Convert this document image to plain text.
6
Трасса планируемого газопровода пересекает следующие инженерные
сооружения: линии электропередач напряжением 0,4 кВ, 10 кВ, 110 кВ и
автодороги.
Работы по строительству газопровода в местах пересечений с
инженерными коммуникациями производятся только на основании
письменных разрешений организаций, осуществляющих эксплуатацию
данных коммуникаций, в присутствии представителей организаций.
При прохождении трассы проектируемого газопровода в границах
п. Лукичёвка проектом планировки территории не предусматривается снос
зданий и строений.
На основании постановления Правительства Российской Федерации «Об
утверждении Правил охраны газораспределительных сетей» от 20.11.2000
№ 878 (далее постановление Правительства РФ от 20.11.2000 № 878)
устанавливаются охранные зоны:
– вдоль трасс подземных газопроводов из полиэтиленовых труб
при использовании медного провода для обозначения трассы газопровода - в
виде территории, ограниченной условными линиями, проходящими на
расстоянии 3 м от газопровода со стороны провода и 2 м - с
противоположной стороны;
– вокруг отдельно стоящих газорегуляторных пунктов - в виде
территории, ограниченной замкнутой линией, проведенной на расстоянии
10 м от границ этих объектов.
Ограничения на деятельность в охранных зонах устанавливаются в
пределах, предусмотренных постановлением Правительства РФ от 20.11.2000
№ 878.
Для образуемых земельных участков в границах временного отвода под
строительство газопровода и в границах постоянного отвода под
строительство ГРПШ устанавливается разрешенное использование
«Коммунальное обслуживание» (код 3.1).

---

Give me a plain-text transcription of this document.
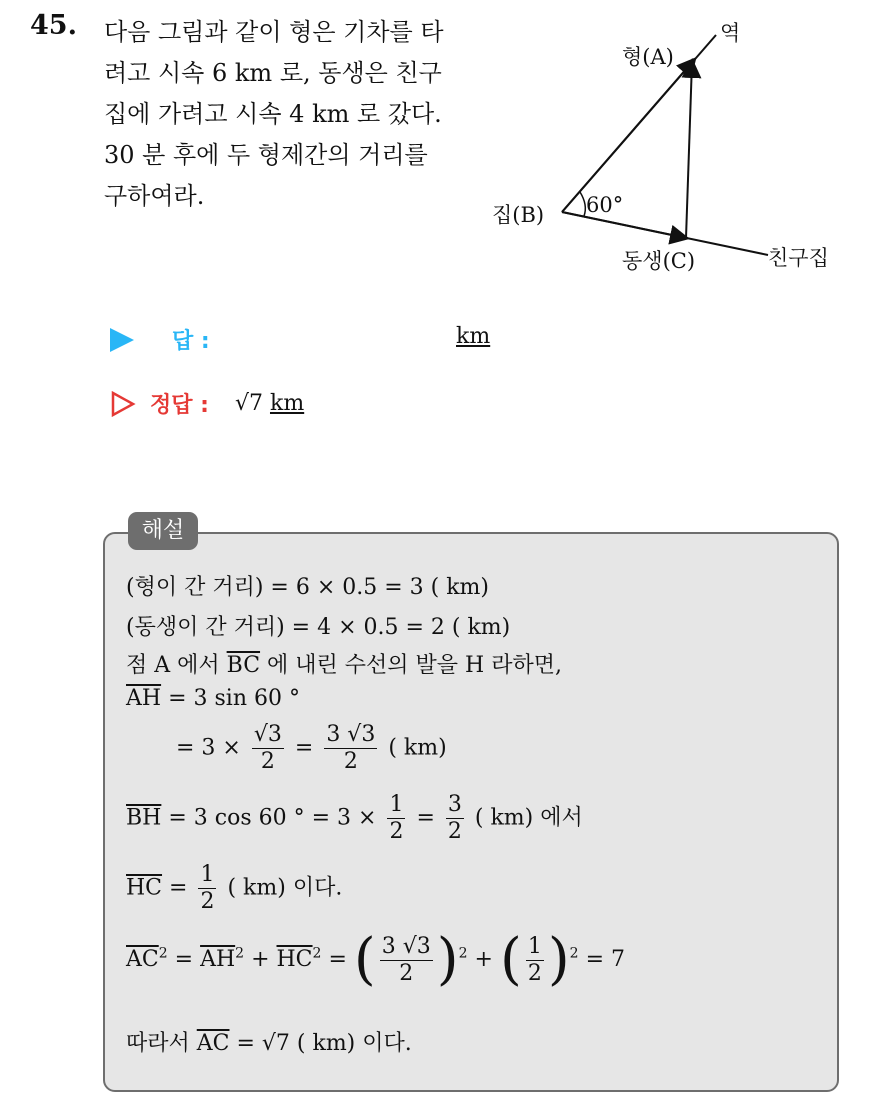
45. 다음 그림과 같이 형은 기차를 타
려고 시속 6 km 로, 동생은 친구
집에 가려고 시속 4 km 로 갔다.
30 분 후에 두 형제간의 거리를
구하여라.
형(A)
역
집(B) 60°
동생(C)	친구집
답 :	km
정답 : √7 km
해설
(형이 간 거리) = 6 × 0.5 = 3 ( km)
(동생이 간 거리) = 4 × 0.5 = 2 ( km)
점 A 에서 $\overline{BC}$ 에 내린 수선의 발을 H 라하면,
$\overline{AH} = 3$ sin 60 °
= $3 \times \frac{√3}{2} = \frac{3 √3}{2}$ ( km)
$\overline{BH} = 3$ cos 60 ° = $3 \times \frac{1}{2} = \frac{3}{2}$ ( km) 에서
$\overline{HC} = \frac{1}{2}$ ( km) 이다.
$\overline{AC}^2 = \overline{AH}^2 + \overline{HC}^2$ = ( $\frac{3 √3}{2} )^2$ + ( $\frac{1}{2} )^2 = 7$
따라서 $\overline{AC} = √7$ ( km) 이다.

WHAT THE TASK ASKS => Within the records, how many lines include "отвода"? The answer is the number and nothing else.

OUTPUT => 2